- **What to produce**
Restate the records below word for word.

-------- Stored rows

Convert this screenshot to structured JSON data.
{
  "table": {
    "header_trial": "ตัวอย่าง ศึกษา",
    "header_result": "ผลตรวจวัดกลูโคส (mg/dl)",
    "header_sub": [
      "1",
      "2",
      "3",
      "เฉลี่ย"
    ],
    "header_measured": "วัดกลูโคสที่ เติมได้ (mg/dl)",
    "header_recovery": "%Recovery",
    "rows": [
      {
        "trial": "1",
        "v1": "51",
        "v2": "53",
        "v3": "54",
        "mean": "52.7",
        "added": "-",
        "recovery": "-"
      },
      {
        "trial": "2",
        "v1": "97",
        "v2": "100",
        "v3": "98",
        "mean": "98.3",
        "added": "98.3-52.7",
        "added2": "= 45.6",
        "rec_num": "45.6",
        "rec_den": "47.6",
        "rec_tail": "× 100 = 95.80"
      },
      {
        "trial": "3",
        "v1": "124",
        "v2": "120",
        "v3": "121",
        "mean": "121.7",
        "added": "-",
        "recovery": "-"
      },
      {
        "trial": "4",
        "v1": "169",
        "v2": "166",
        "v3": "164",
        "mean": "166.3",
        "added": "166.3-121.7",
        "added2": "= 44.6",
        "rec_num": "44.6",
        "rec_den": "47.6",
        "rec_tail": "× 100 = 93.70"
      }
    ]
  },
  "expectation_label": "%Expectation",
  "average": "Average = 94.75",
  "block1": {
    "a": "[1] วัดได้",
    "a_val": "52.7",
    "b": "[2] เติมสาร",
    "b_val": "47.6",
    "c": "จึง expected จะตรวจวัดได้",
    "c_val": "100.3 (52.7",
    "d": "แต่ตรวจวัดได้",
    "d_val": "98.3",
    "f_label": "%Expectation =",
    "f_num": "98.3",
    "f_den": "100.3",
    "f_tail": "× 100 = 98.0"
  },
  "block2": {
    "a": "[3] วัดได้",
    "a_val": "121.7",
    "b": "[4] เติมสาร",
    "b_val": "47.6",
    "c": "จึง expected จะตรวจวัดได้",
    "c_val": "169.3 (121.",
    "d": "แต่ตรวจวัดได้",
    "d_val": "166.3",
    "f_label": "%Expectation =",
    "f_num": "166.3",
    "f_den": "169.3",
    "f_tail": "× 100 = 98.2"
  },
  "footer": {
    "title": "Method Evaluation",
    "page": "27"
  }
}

----------------

- **Answer to the exercise**
Convert this screenshot to structured JSON data.
{
  "table": {
    "header_trial": "ตัวอย่าง ศึกษา",
    "header_result": "ผลตรวจวัดกลูโคส (mg/dl)",
    "header_sub": [
      "1",
      "2",
      "3",
      "เฉลี่ย"
    ],
    "header_measured": "วัดกลูโคสที่ เติมได้ (mg/dl)",
    "header_recovery": "%Recovery",
    "rows": [
      {
        "trial": "1",
        "v1": "51",
        "v2": "53",
        "v3": "54",
        "mean": "52.7",
        "added": "-",
        "recovery": "-"
      },
      {
        "trial": "2",
        "v1": "97",
        "v2": "100",
        "v3": "98",
        "mean": "98.3",
        "added": "98.3-52.7",
        "added2": "= 45.6",
        "rec_num": "45.6",
        "rec_den": "47.6",
        "rec_tail": "× 100 = 95.80"
      },
      {
        "trial": "3",
        "v1": "124",
        "v2": "120",
        "v3": "121",
        "mean": "121.7",
        "added": "-",
        "recovery": "-"
      },
      {
        "trial": "4",
        "v1": "169",
        "v2": "166",
        "v3": "164",
        "mean": "166.3",
        "added": "166.3-121.7",
        "added2": "= 44.6",
        "rec_num": "44.6",
        "rec_den": "47.6",
        "rec_tail": "× 100 = 93.70"
      }
    ]
  },
  "expectation_label": "%Expectation",
  "average": "Average = 94.75",
  "block1": {
    "a": "[1] วัดได้",
    "a_val": "52.7",
    "b": "[2] เติมสาร",
    "b_val": "47.6",
    "c": "จึง expected จะตรวจวัดได้",
    "c_val": "100.3 (52.7",
    "d": "แต่ตรวจวัดได้",
    "d_val": "98.3",
    "f_label": "%Expectation =",
    "f_num": "98.3",
    "f_den": "100.3",
    "f_tail": "× 100 = 98.0"
  },
  "block2": {
    "a": "[3] วัดได้",
    "a_val": "121.7",
    "b": "[4] เติมสาร",
    "b_val": "47.6",
    "c": "จึง expected จะตรวจวัดได้",
    "c_val": "169.3 (121.",
    "d": "แต่ตรวจวัดได้",
    "d_val": "166.3",
    "f_label": "%Expectation =",
    "f_num": "166.3",
    "f_den": "169.3",
    "f_tail": "× 100 = 98.2"
  },
  "footer": {
    "title": "Method Evaluation",
    "page": "27"
  }
}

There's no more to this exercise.